● **Items from a figure collection**:
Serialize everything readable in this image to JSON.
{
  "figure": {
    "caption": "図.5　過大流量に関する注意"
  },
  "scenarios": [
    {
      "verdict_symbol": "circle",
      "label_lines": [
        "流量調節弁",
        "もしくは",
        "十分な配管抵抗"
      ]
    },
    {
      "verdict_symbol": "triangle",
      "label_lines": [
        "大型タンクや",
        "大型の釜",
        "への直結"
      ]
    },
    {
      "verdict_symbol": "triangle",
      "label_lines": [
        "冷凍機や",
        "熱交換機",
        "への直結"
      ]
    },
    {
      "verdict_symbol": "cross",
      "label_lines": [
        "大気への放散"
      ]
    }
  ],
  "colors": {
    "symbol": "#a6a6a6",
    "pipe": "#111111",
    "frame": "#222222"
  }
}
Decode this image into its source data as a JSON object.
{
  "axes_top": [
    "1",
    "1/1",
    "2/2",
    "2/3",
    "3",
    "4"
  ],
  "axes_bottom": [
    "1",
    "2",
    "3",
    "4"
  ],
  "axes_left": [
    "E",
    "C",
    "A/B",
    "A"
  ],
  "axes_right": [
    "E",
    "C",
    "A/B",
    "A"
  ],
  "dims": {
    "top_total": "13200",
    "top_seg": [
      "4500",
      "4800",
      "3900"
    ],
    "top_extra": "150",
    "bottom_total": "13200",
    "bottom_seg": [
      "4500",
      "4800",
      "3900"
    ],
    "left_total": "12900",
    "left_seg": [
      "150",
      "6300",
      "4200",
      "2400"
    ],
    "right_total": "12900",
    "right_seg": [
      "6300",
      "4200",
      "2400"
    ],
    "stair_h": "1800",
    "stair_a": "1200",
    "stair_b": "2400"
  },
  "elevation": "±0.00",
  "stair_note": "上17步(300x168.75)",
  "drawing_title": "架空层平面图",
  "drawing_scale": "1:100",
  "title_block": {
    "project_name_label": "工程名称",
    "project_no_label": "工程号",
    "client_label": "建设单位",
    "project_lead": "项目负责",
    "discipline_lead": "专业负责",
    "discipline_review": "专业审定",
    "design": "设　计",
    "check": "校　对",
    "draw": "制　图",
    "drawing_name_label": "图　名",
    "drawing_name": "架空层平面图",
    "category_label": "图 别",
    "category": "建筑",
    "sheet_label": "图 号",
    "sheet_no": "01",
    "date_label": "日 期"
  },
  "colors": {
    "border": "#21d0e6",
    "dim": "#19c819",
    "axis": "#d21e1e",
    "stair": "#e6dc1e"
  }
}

● **PROMPT**:
Find how many lines in the listing hold "this", and reply with that number only.

● **TASK OUTPUT**:
2